What you will do ▸ Repeat the material below word for word and leave out all pictures.

Records from a collection:
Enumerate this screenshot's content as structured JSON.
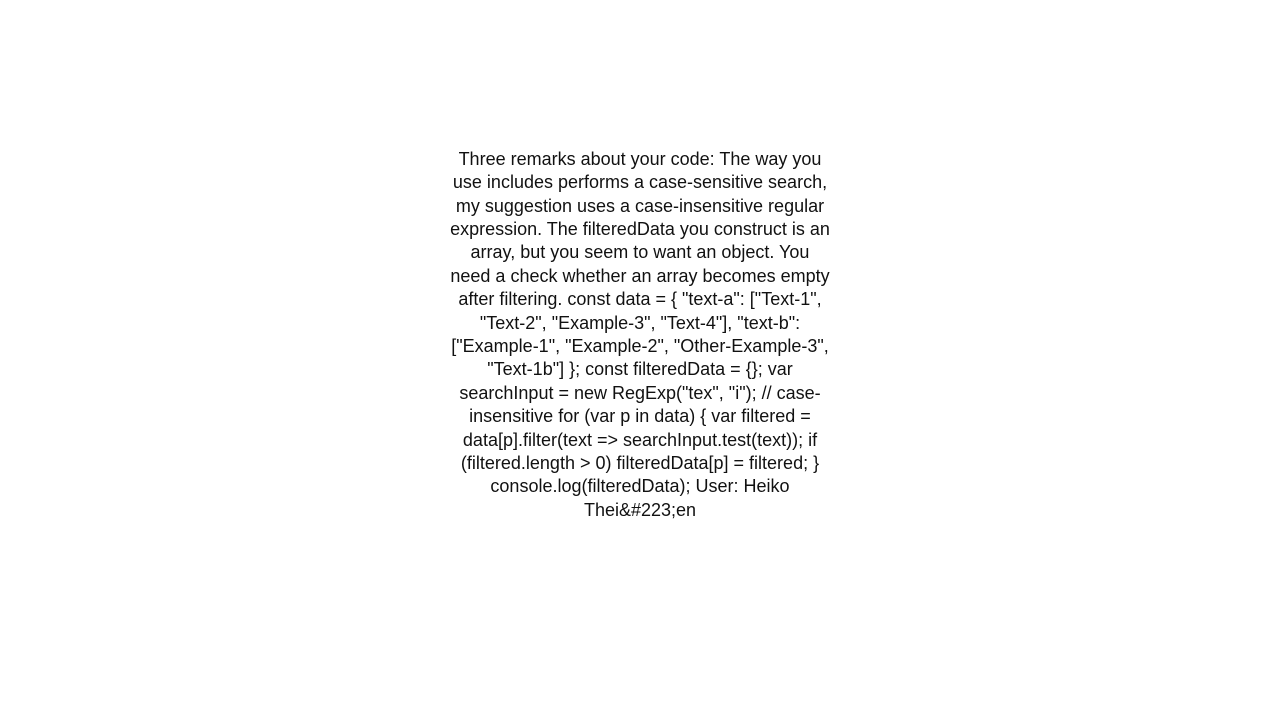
{
  "content": {
    "body_text": "Three remarks about your code:  The way you use includes performs a case-sensitive search, my suggestion uses a case-insensitive regular expression. The filteredData you construct is an array, but you seem to want an object. You need a check whether an array becomes empty after filtering.    const data = {   \"text-a\": [\"Text-1\", \"Text-2\", \"Example-3\", \"Text-4\"],   \"text-b\": [\"Example-1\", \"Example-2\", \"Other-Example-3\", \"Text-1b\"] }; const filteredData = {}; var searchInput = new RegExp(\"tex\", \"i\"); // case-insensitive for (var p in data) {   var filtered = data[p].filter(text => searchInput.test(text));   if (filtered.length > 0) filteredData[p] = filtered; } console.log(filteredData);    User: Heiko Thei&#223;en"
  }
}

Answer in full ▸
Enumerate this screenshot's content as structured JSON.
{
  "content": {
    "body_text": "Three remarks about your code:  The way you use includes performs a case-sensitive search, my suggestion uses a case-insensitive regular expression. The filteredData you construct is an array, but you seem to want an object. You need a check whether an array becomes empty after filtering.    const data = {   \"text-a\": [\"Text-1\", \"Text-2\", \"Example-3\", \"Text-4\"],   \"text-b\": [\"Example-1\", \"Example-2\", \"Other-Example-3\", \"Text-1b\"] }; const filteredData = {}; var searchInput = new RegExp(\"tex\", \"i\"); // case-insensitive for (var p in data) {   var filtered = data[p].filter(text => searchInput.test(text));   if (filtered.length > 0) filteredData[p] = filtered; } console.log(filteredData);    User: Heiko Thei&#223;en"
  }
}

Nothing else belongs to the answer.